Instructions for the task: Copy the listing verbatim, excluding any images found in it.

Entries:

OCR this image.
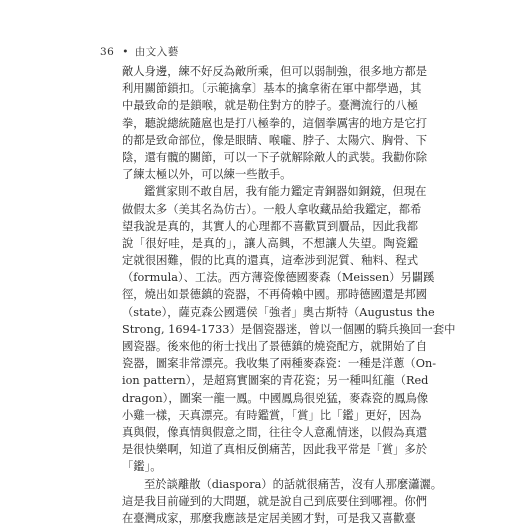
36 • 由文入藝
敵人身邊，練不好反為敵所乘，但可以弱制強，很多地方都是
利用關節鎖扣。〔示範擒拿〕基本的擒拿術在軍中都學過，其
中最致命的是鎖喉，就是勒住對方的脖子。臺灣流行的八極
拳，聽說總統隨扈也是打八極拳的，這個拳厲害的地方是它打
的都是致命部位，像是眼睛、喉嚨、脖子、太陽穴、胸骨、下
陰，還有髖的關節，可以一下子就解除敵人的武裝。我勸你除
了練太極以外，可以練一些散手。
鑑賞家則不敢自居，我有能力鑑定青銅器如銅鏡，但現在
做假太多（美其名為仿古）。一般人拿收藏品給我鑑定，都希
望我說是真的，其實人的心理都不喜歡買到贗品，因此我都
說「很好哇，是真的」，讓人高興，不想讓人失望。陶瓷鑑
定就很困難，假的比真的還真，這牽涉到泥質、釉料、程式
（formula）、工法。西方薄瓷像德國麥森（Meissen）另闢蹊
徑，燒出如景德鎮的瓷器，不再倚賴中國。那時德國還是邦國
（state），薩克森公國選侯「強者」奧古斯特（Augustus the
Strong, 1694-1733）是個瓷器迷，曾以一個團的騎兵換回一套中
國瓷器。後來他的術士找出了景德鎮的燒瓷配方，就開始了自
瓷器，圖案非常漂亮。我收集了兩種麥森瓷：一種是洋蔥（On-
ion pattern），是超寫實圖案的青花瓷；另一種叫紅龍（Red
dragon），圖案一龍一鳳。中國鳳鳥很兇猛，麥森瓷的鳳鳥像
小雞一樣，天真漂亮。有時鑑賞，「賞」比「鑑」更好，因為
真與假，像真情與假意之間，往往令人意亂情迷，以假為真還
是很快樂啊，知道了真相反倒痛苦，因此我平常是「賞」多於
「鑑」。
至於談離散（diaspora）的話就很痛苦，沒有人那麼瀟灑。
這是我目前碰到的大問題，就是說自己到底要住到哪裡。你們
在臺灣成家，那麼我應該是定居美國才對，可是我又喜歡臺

Exercise solution:
OCR this image.
36 • 由文入藝
敵人身邊，練不好反為敵所乘，但可以弱制強，很多地方都是
利用關節鎖扣。〔示範擒拿〕基本的擒拿術在軍中都學過，其
中最致命的是鎖喉，就是勒住對方的脖子。臺灣流行的八極
拳，聽說總統隨扈也是打八極拳的，這個拳厲害的地方是它打
的都是致命部位，像是眼睛、喉嚨、脖子、太陽穴、胸骨、下
陰，還有髖的關節，可以一下子就解除敵人的武裝。我勸你除
了練太極以外，可以練一些散手。
鑑賞家則不敢自居，我有能力鑑定青銅器如銅鏡，但現在
做假太多（美其名為仿古）。一般人拿收藏品給我鑑定，都希
望我說是真的，其實人的心理都不喜歡買到贗品，因此我都
說「很好哇，是真的」，讓人高興，不想讓人失望。陶瓷鑑
定就很困難，假的比真的還真，這牽涉到泥質、釉料、程式
（formula）、工法。西方薄瓷像德國麥森（Meissen）另闢蹊
徑，燒出如景德鎮的瓷器，不再倚賴中國。那時德國還是邦國
（state），薩克森公國選侯「強者」奧古斯特（Augustus the
Strong, 1694-1733）是個瓷器迷，曾以一個團的騎兵換回一套中
國瓷器。後來他的術士找出了景德鎮的燒瓷配方，就開始了自
瓷器，圖案非常漂亮。我收集了兩種麥森瓷：一種是洋蔥（On-
ion pattern），是超寫實圖案的青花瓷；另一種叫紅龍（Red
dragon），圖案一龍一鳳。中國鳳鳥很兇猛，麥森瓷的鳳鳥像
小雞一樣，天真漂亮。有時鑑賞，「賞」比「鑑」更好，因為
真與假，像真情與假意之間，往往令人意亂情迷，以假為真還
是很快樂啊，知道了真相反倒痛苦，因此我平常是「賞」多於
「鑑」。
至於談離散（diaspora）的話就很痛苦，沒有人那麼瀟灑。
這是我目前碰到的大問題，就是說自己到底要住到哪裡。你們
在臺灣成家，那麼我應該是定居美國才對，可是我又喜歡臺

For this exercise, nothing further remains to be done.